WORK TO DO: Copy every line of the records below word for word, but leave out the pictures.
+-------+
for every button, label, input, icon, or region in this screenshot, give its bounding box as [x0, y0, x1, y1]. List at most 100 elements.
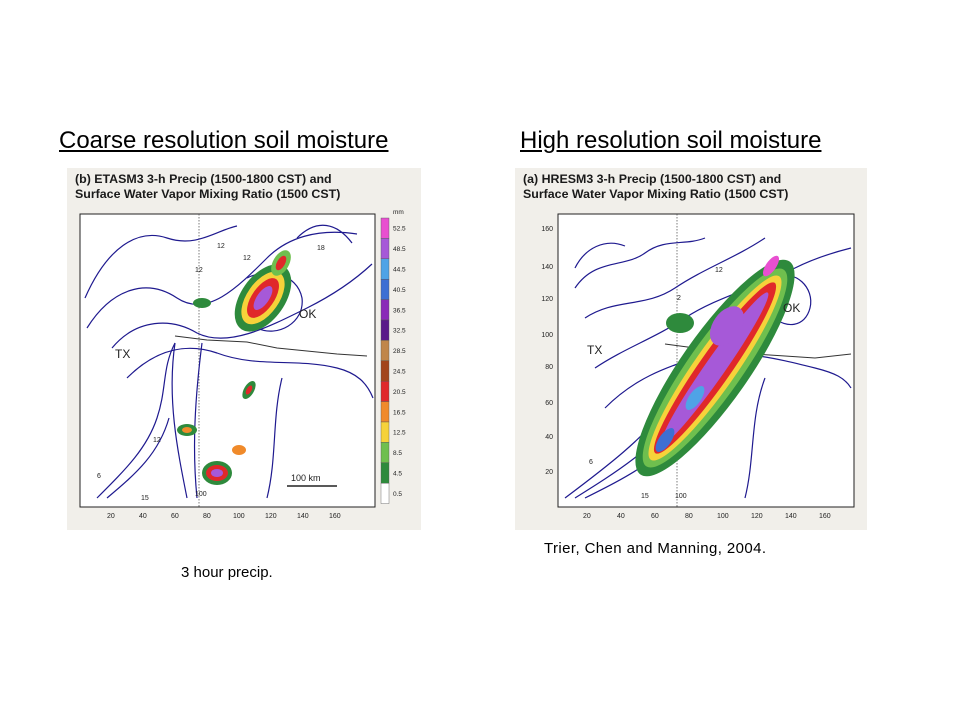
high-res-contour — [584, 237, 766, 319]
svg-text:20: 20 — [545, 469, 553, 476]
high-res-map-title-line1: (a) HRESM3 3-h Precip (1500-1800 CST) an… — [523, 172, 782, 186]
coarse-contour-label: 12 — [153, 437, 161, 444]
high-res-map-graphic: TX OK 12 2 6 15 100 20 40 60 80 100 120 … — [541, 213, 855, 520]
high-res-contour-label: 6 — [589, 459, 593, 466]
coarse-map-state-border — [174, 335, 368, 357]
colorbar-swatch — [380, 299, 390, 321]
high-res-contour-label: 2 — [677, 295, 681, 302]
coarse-scale-bar-label: 100 km — [291, 473, 321, 483]
colorbar-swatch — [380, 278, 390, 300]
coarse-map-title: (b) ETASM3 3-h Precip (1500-1800 CST) an… — [75, 172, 340, 202]
svg-text:60: 60 — [545, 400, 553, 407]
svg-text:20: 20 — [107, 513, 115, 520]
high-res-contour-label: 100 — [675, 493, 687, 500]
colorbar-swatch — [380, 483, 390, 504]
high-res-x-axis-ticks: 20 40 60 80 100 120 140 160 — [583, 513, 831, 520]
high-res-precip-band — [635, 255, 795, 477]
coarse-map-frame — [79, 213, 376, 508]
coarse-precip-map-panel: (b) ETASM3 3-h Precip (1500-1800 CST) an… — [67, 168, 421, 530]
coarse-contour — [111, 263, 373, 349]
coarse-contour — [86, 231, 358, 329]
svg-text:80: 80 — [685, 513, 693, 520]
colorbar-swatch — [380, 238, 390, 260]
svg-text:100: 100 — [233, 513, 245, 520]
colorbar-swatch — [380, 401, 390, 423]
colorbar-swatch — [380, 217, 390, 239]
coarse-contour — [171, 342, 188, 499]
coarse-label-tx: TX — [115, 347, 130, 361]
high-res-precip-map-panel: (a) HRESM3 3-h Precip (1500-1800 CST) an… — [515, 168, 867, 530]
svg-text:40: 40 — [617, 513, 625, 520]
high-res-contour — [574, 242, 626, 269]
coarse-contour-label: 12 — [243, 255, 251, 262]
colorbar-label: 16.5 — [393, 409, 406, 416]
coarse-label-ok: OK — [299, 307, 316, 321]
colorbar-labels: 52.5 48.5 44.5 40.5 36.5 32.5 28.5 24.5 20.5 16.5… — [393, 226, 406, 498]
colorbar-label: 24.5 — [393, 369, 406, 376]
high-res-map-title-line2: Surface Water Vapor Mixing Ratio (1500 C… — [523, 187, 789, 201]
svg-text:80: 80 — [203, 513, 211, 520]
colorbar — [380, 217, 390, 504]
svg-text:120: 120 — [541, 296, 553, 303]
svg-text:20: 20 — [583, 513, 591, 520]
coarse-contour-label: 12 — [195, 267, 203, 274]
colorbar-label: 32.5 — [393, 328, 406, 335]
colorbar-label: 44.5 — [393, 267, 406, 274]
coarse-contour — [106, 417, 170, 499]
svg-text:60: 60 — [651, 513, 659, 520]
colorbar-label: 12.5 — [393, 430, 406, 437]
svg-text:140: 140 — [785, 513, 797, 520]
coarse-map-title-line1: (b) ETASM3 3-h Precip (1500-1800 CST) an… — [75, 172, 332, 186]
coarse-contour — [84, 225, 238, 299]
coarse-contour-label: 15 — [141, 495, 149, 502]
svg-text:60: 60 — [171, 513, 179, 520]
high-res-contour — [744, 377, 766, 499]
coarse-map-graphic: TX OK 12 12 12 18 12 6 15 100 100 km 20 … — [79, 209, 406, 520]
colorbar-swatch — [380, 258, 390, 280]
coarse-precip-blobs — [177, 250, 292, 485]
high-res-y-axis-ticks: 160 140 120 100 80 60 40 20 — [541, 226, 553, 476]
svg-text:100: 100 — [541, 332, 553, 339]
svg-text:160: 160 — [329, 513, 341, 520]
colorbar-swatch — [380, 462, 390, 484]
svg-text:100: 100 — [717, 513, 729, 520]
colorbar-label: 4.5 — [393, 471, 402, 478]
colorbar-label: 40.5 — [393, 287, 406, 294]
svg-text:160: 160 — [541, 226, 553, 233]
svg-text:140: 140 — [541, 264, 553, 271]
caption-citation: Trier, Chen and Manning, 2004. — [544, 540, 767, 557]
coarse-contour-label: 12 — [217, 243, 225, 250]
colorbar-swatch — [380, 380, 390, 402]
high-res-map-title: (a) HRESM3 3-h Precip (1500-1800 CST) an… — [523, 172, 788, 202]
high-res-label-ok: OK — [783, 301, 800, 315]
colorbar-label: 8.5 — [393, 450, 402, 457]
colorbar-swatch — [380, 340, 390, 361]
coarse-x-axis-ticks: 20 40 60 80 100 120 140 160 — [107, 513, 341, 520]
colorbar-unit: mm — [393, 209, 404, 216]
coarse-contour-label: 18 — [317, 245, 325, 252]
colorbar-label: 36.5 — [393, 307, 406, 314]
svg-text:40: 40 — [139, 513, 147, 520]
heading-high-resolution: High resolution soil moisture — [520, 127, 822, 154]
svg-text:120: 120 — [751, 513, 763, 520]
svg-text:160: 160 — [819, 513, 831, 520]
high-res-contour-label: 12 — [715, 267, 723, 274]
coarse-contour — [296, 224, 353, 244]
colorbar-label: 52.5 — [393, 226, 406, 233]
coarse-map-contours — [84, 224, 374, 499]
svg-text:120: 120 — [265, 513, 277, 520]
high-res-contour — [594, 247, 852, 369]
colorbar-swatch — [380, 319, 390, 341]
high-res-contour-label: 15 — [641, 493, 649, 500]
heading-coarse-resolution: Coarse resolution soil moisture — [59, 127, 389, 154]
svg-text:80: 80 — [545, 364, 553, 371]
colorbar-label: 20.5 — [393, 389, 406, 396]
coarse-contour — [266, 377, 283, 499]
colorbar-swatch — [380, 421, 390, 443]
high-res-contour — [574, 237, 706, 289]
colorbar-label: 0.5 — [393, 491, 402, 498]
coarse-contour — [96, 342, 176, 499]
coarse-contour — [193, 342, 203, 499]
coarse-map-title-line2: Surface Water Vapor Mixing Ratio (1500 C… — [75, 187, 341, 201]
colorbar-label: 28.5 — [393, 348, 406, 355]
+-------+
FULL RESPONSE:
for every button, label, input, icon, or region in this screenshot, give its bounding box as [x0, y0, x1, y1]. List at most 100 elements.
high-res-contour — [584, 237, 766, 319]
svg-text:20: 20 — [545, 469, 553, 476]
high-res-map-title-line1: (a) HRESM3 3-h Precip (1500-1800 CST) an… — [523, 172, 782, 186]
coarse-contour-label: 12 — [153, 437, 161, 444]
high-res-map-graphic: TX OK 12 2 6 15 100 20 40 60 80 100 120 … — [541, 213, 855, 520]
high-res-contour-label: 6 — [589, 459, 593, 466]
coarse-map-state-border — [174, 335, 368, 357]
colorbar-swatch — [380, 299, 390, 321]
high-res-contour-label: 2 — [677, 295, 681, 302]
coarse-scale-bar-label: 100 km — [291, 473, 321, 483]
colorbar-swatch — [380, 278, 390, 300]
coarse-map-title: (b) ETASM3 3-h Precip (1500-1800 CST) an… — [75, 172, 340, 202]
svg-text:60: 60 — [545, 400, 553, 407]
svg-text:20: 20 — [107, 513, 115, 520]
high-res-contour-label: 100 — [675, 493, 687, 500]
colorbar-swatch — [380, 483, 390, 504]
high-res-x-axis-ticks: 20 40 60 80 100 120 140 160 — [583, 513, 831, 520]
high-res-precip-band — [635, 255, 795, 477]
coarse-map-frame — [79, 213, 376, 508]
coarse-precip-map-panel: (b) ETASM3 3-h Precip (1500-1800 CST) an… — [67, 168, 421, 530]
coarse-contour — [111, 263, 373, 349]
coarse-contour — [86, 231, 358, 329]
svg-text:80: 80 — [685, 513, 693, 520]
colorbar-swatch — [380, 238, 390, 260]
svg-text:100: 100 — [233, 513, 245, 520]
colorbar-swatch — [380, 401, 390, 423]
colorbar-swatch — [380, 217, 390, 239]
coarse-contour — [171, 342, 188, 499]
coarse-label-tx: TX — [115, 347, 130, 361]
high-res-precip-map-panel: (a) HRESM3 3-h Precip (1500-1800 CST) an… — [515, 168, 867, 530]
svg-text:40: 40 — [617, 513, 625, 520]
high-res-contour — [574, 242, 626, 269]
coarse-contour-label: 12 — [243, 255, 251, 262]
colorbar-label: 16.5 — [393, 409, 406, 416]
coarse-label-ok: OK — [299, 307, 316, 321]
colorbar-labels: 52.5 48.5 44.5 40.5 36.5 32.5 28.5 24.5 20.5 16.5… — [393, 226, 406, 498]
colorbar-label: 24.5 — [393, 369, 406, 376]
high-res-map-title-line2: Surface Water Vapor Mixing Ratio (1500 C… — [523, 187, 789, 201]
svg-text:80: 80 — [203, 513, 211, 520]
colorbar — [380, 217, 390, 504]
svg-text:120: 120 — [541, 296, 553, 303]
svg-text:20: 20 — [583, 513, 591, 520]
coarse-contour-label: 12 — [195, 267, 203, 274]
colorbar-label: 32.5 — [393, 328, 406, 335]
colorbar-label: 44.5 — [393, 267, 406, 274]
coarse-contour — [106, 417, 170, 499]
svg-text:60: 60 — [651, 513, 659, 520]
colorbar-label: 12.5 — [393, 430, 406, 437]
svg-text:140: 140 — [785, 513, 797, 520]
coarse-map-title-line1: (b) ETASM3 3-h Precip (1500-1800 CST) an… — [75, 172, 332, 186]
coarse-contour — [84, 225, 238, 299]
coarse-contour-label: 15 — [141, 495, 149, 502]
svg-text:60: 60 — [171, 513, 179, 520]
high-res-contour — [744, 377, 766, 499]
coarse-map-graphic: TX OK 12 12 12 18 12 6 15 100 100 km 20 … — [79, 209, 406, 520]
colorbar-swatch — [380, 258, 390, 280]
coarse-precip-blobs — [177, 250, 292, 485]
high-res-y-axis-ticks: 160 140 120 100 80 60 40 20 — [541, 226, 553, 476]
svg-text:100: 100 — [541, 332, 553, 339]
svg-text:160: 160 — [329, 513, 341, 520]
colorbar-swatch — [380, 462, 390, 484]
svg-text:100: 100 — [717, 513, 729, 520]
colorbar-label: 4.5 — [393, 471, 402, 478]
colorbar-label: 40.5 — [393, 287, 406, 294]
svg-text:160: 160 — [541, 226, 553, 233]
svg-text:140: 140 — [541, 264, 553, 271]
caption-citation: Trier, Chen and Manning, 2004. — [544, 540, 767, 557]
coarse-contour-label: 12 — [217, 243, 225, 250]
colorbar-swatch — [380, 380, 390, 402]
high-res-map-title: (a) HRESM3 3-h Precip (1500-1800 CST) an… — [523, 172, 788, 202]
high-res-label-ok: OK — [783, 301, 800, 315]
colorbar-label: 8.5 — [393, 450, 402, 457]
colorbar-swatch — [380, 340, 390, 361]
coarse-x-axis-ticks: 20 40 60 80 100 120 140 160 — [107, 513, 341, 520]
colorbar-unit: mm — [393, 209, 404, 216]
coarse-contour-label: 18 — [317, 245, 325, 252]
colorbar-label: 36.5 — [393, 307, 406, 314]
svg-text:40: 40 — [139, 513, 147, 520]
heading-high-resolution: High resolution soil moisture — [520, 127, 822, 154]
svg-text:120: 120 — [751, 513, 763, 520]
svg-text:160: 160 — [819, 513, 831, 520]
high-res-contour-label: 12 — [715, 267, 723, 274]
coarse-contour — [296, 224, 353, 244]
colorbar-label: 52.5 — [393, 226, 406, 233]
coarse-map-contours — [84, 224, 374, 499]
svg-text:120: 120 — [265, 513, 277, 520]
high-res-contour — [594, 247, 852, 369]
colorbar-swatch — [380, 319, 390, 341]
high-res-contour-label: 15 — [641, 493, 649, 500]
heading-coarse-resolution: Coarse resolution soil moisture — [59, 127, 389, 154]
svg-text:80: 80 — [545, 364, 553, 371]
colorbar-label: 20.5 — [393, 389, 406, 396]
coarse-contour — [266, 377, 283, 499]
colorbar-swatch — [380, 421, 390, 443]
high-res-contour — [574, 237, 706, 289]
colorbar-label: 0.5 — [393, 491, 402, 498]
coarse-contour — [96, 342, 176, 499]
coarse-contour — [193, 342, 203, 499]
coarse-map-title-line2: Surface Water Vapor Mixing Ratio (1500 C… — [75, 187, 341, 201]
colorbar-label: 28.5 — [393, 348, 406, 355]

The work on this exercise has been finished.